/---
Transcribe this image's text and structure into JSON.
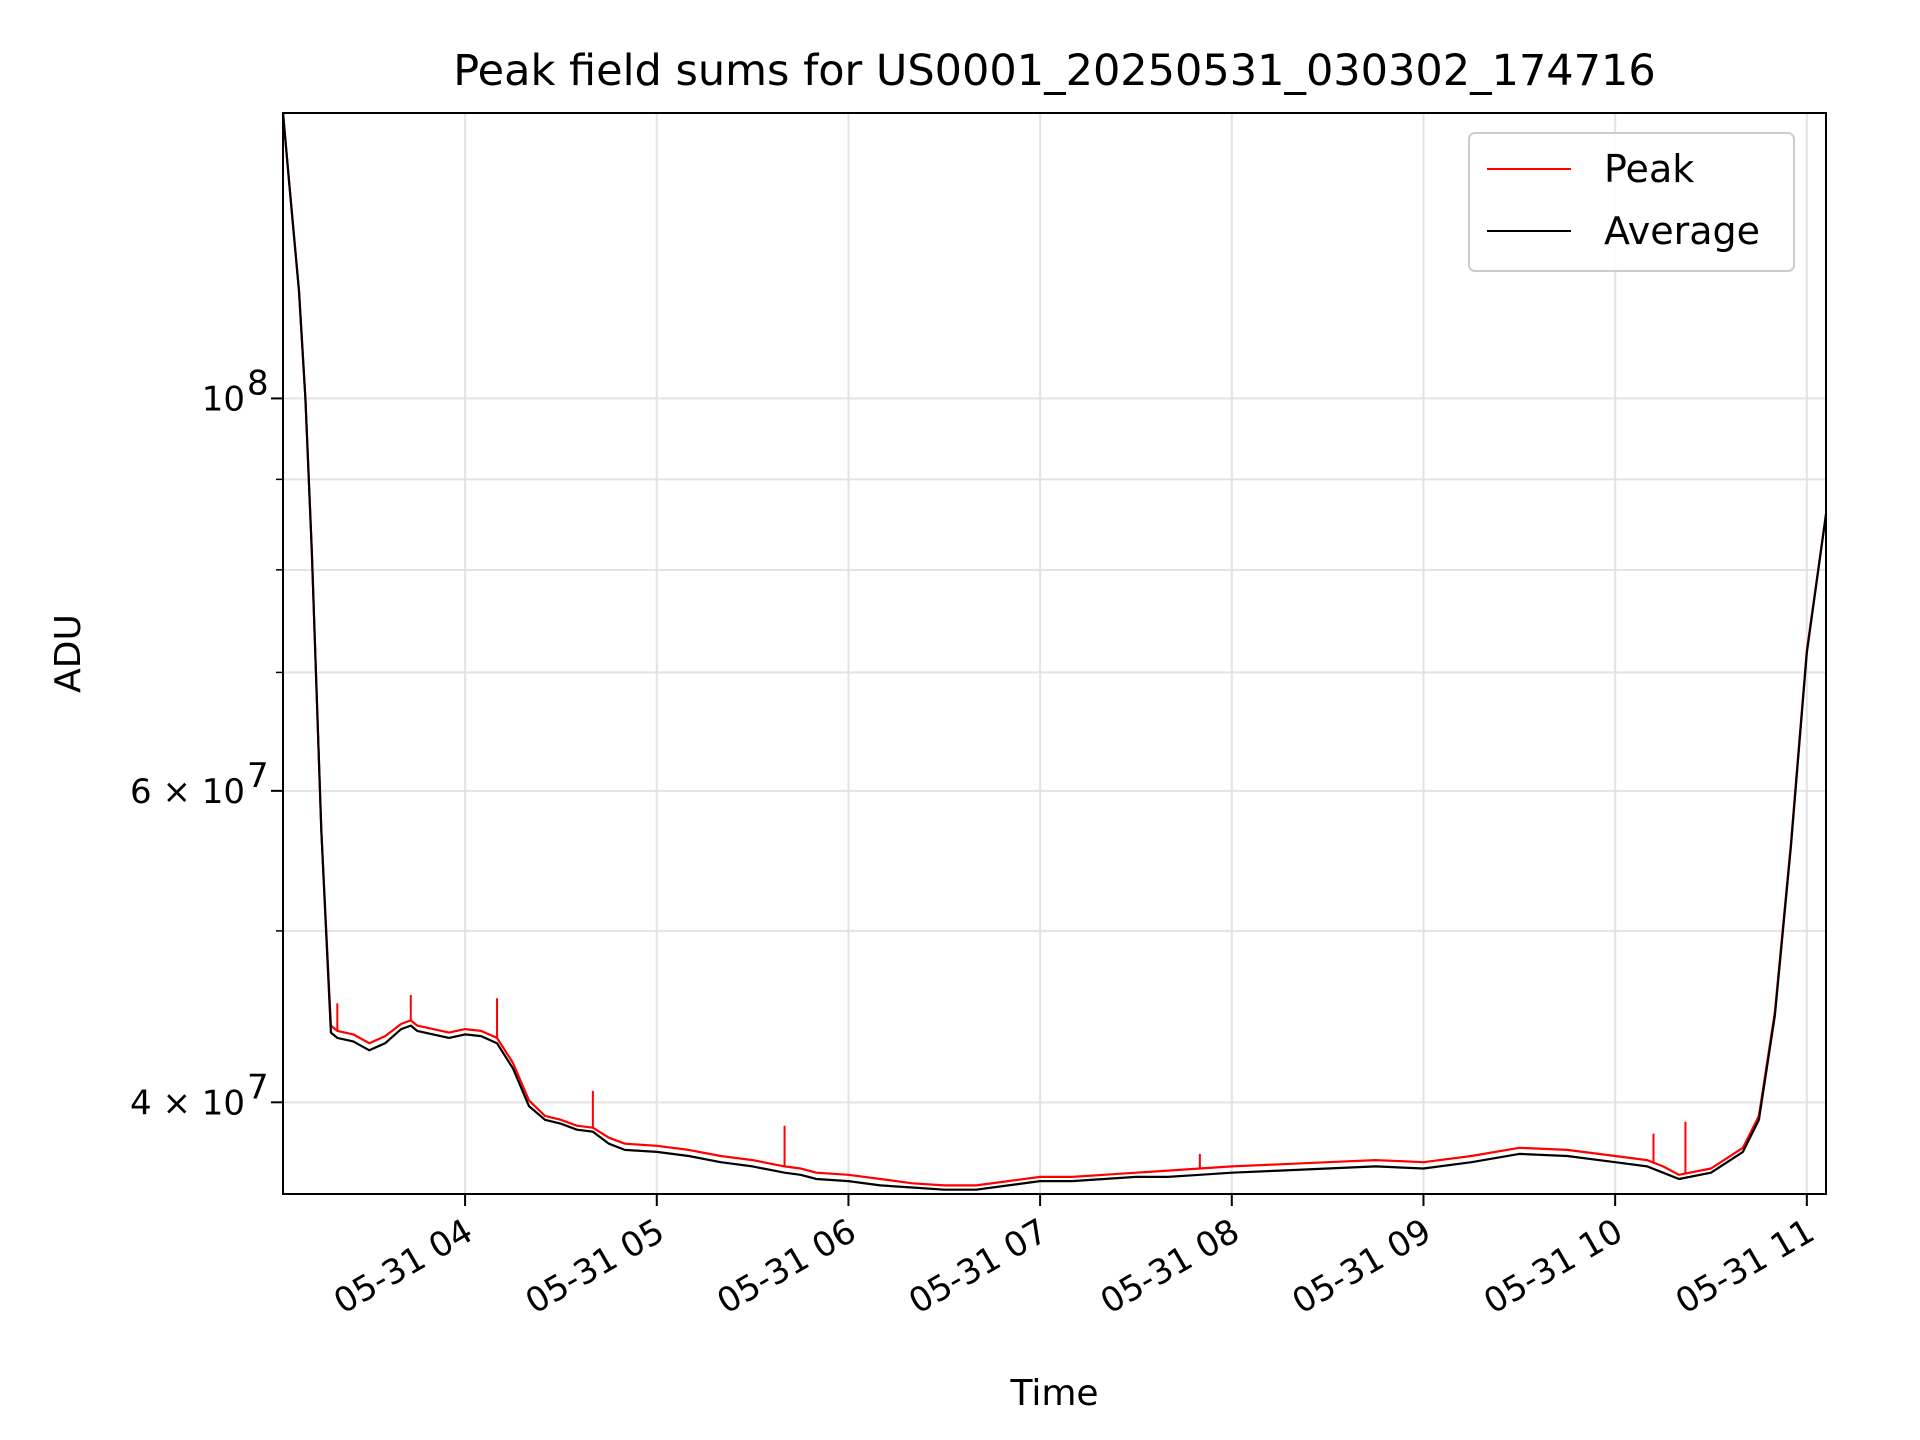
{
  "chart_data": {
    "type": "line",
    "title": "Peak field sums for US0001_20250531_030302_174716",
    "xlabel": "Time",
    "ylabel": "ADU",
    "yscale": "log",
    "xlim": [
      "2025-05-31T03:03:00",
      "2025-05-31T11:06:00"
    ],
    "ylim": [
      35500000,
      145000000
    ],
    "grid": true,
    "legend_position": "top-right",
    "x_ticks": [
      "05-31 04",
      "05-31 05",
      "05-31 06",
      "05-31 07",
      "05-31 08",
      "05-31 09",
      "05-31 10",
      "05-31 11"
    ],
    "x_tick_values": [
      "2025-05-31T04:00",
      "2025-05-31T05:00",
      "2025-05-31T06:00",
      "2025-05-31T07:00",
      "2025-05-31T08:00",
      "2025-05-31T09:00",
      "2025-05-31T10:00",
      "2025-05-31T11:00"
    ],
    "y_major_ticks": [
      {
        "value": 40000000,
        "label": "4 × 10",
        "exp": "7"
      },
      {
        "value": 60000000,
        "label": "6 × 10",
        "exp": "7"
      },
      {
        "value": 100000000,
        "label": "10",
        "exp": "8"
      }
    ],
    "y_minor_ticks": [
      50000000,
      70000000,
      80000000,
      90000000
    ],
    "series": [
      {
        "name": "Peak",
        "color": "#ff0000",
        "x": [
          "03:03",
          "03:05",
          "03:08",
          "03:10",
          "03:12",
          "03:15",
          "03:18",
          "03:20",
          "03:25",
          "03:30",
          "03:35",
          "03:40",
          "03:43",
          "03:45",
          "03:50",
          "03:55",
          "04:00",
          "04:05",
          "04:10",
          "04:15",
          "04:20",
          "04:25",
          "04:30",
          "04:35",
          "04:40",
          "04:45",
          "04:50",
          "05:00",
          "05:10",
          "05:20",
          "05:30",
          "05:40",
          "05:45",
          "05:50",
          "06:00",
          "06:10",
          "06:20",
          "06:30",
          "06:40",
          "06:50",
          "07:00",
          "07:10",
          "07:20",
          "07:30",
          "07:40",
          "07:50",
          "08:00",
          "08:15",
          "08:30",
          "08:45",
          "09:00",
          "09:15",
          "09:30",
          "09:45",
          "10:00",
          "10:10",
          "10:15",
          "10:20",
          "10:30",
          "10:40",
          "10:45",
          "10:50",
          "10:55",
          "11:00",
          "11:06"
        ],
        "y": [
          145000000,
          132000000,
          115000000,
          100000000,
          82000000,
          57000000,
          44200000,
          43900000,
          43700000,
          43200000,
          43600000,
          44300000,
          44500000,
          44200000,
          44000000,
          43800000,
          44000000,
          43900000,
          43500000,
          42100000,
          40100000,
          39300000,
          39100000,
          38800000,
          38700000,
          38200000,
          37900000,
          37800000,
          37600000,
          37300000,
          37100000,
          36800000,
          36700000,
          36500000,
          36400000,
          36200000,
          36000000,
          35900000,
          35900000,
          36100000,
          36300000,
          36300000,
          36400000,
          36500000,
          36600000,
          36700000,
          36800000,
          36900000,
          37000000,
          37100000,
          37000000,
          37300000,
          37700000,
          37600000,
          37300000,
          37100000,
          36800000,
          36400000,
          36700000,
          37700000,
          39300000,
          45000000,
          56000000,
          72000000,
          86000000
        ]
      },
      {
        "name": "Average",
        "color": "#000000",
        "x": [
          "03:03",
          "03:05",
          "03:08",
          "03:10",
          "03:12",
          "03:15",
          "03:18",
          "03:20",
          "03:25",
          "03:30",
          "03:35",
          "03:40",
          "03:43",
          "03:45",
          "03:50",
          "03:55",
          "04:00",
          "04:05",
          "04:10",
          "04:15",
          "04:20",
          "04:25",
          "04:30",
          "04:35",
          "04:40",
          "04:45",
          "04:50",
          "05:00",
          "05:10",
          "05:20",
          "05:30",
          "05:40",
          "05:45",
          "05:50",
          "06:00",
          "06:10",
          "06:20",
          "06:30",
          "06:40",
          "06:50",
          "07:00",
          "07:10",
          "07:20",
          "07:30",
          "07:40",
          "07:50",
          "08:00",
          "08:15",
          "08:30",
          "08:45",
          "09:00",
          "09:15",
          "09:30",
          "09:45",
          "10:00",
          "10:10",
          "10:15",
          "10:20",
          "10:30",
          "10:40",
          "10:45",
          "10:50",
          "10:55",
          "11:00",
          "11:06"
        ],
        "y": [
          145000000,
          132000000,
          115000000,
          100000000,
          82000000,
          57000000,
          43800000,
          43500000,
          43300000,
          42800000,
          43200000,
          44000000,
          44200000,
          43900000,
          43700000,
          43500000,
          43700000,
          43600000,
          43200000,
          41800000,
          39800000,
          39100000,
          38900000,
          38600000,
          38500000,
          37900000,
          37600000,
          37500000,
          37300000,
          37000000,
          36800000,
          36500000,
          36400000,
          36200000,
          36100000,
          35900000,
          35800000,
          35700000,
          35700000,
          35900000,
          36100000,
          36100000,
          36200000,
          36300000,
          36300000,
          36400000,
          36500000,
          36600000,
          36700000,
          36800000,
          36700000,
          37000000,
          37400000,
          37300000,
          37000000,
          36800000,
          36500000,
          36200000,
          36500000,
          37500000,
          39100000,
          44800000,
          55800000,
          71800000,
          86000000
        ]
      }
    ],
    "spikes": [
      {
        "x": "03:20",
        "y": 45500000
      },
      {
        "x": "03:43",
        "y": 46000000
      },
      {
        "x": "04:10",
        "y": 45800000
      },
      {
        "x": "04:40",
        "y": 40600000
      },
      {
        "x": "05:40",
        "y": 38800000
      },
      {
        "x": "07:50",
        "y": 37400000
      },
      {
        "x": "10:12",
        "y": 38400000
      },
      {
        "x": "10:22",
        "y": 39000000
      }
    ]
  }
}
\---
Identify every line where the string "Peak" appears.

*THE REPLY*.
    "title": "Peak field sums for US0001_20250531_030302_174716",
        "name": "Peak",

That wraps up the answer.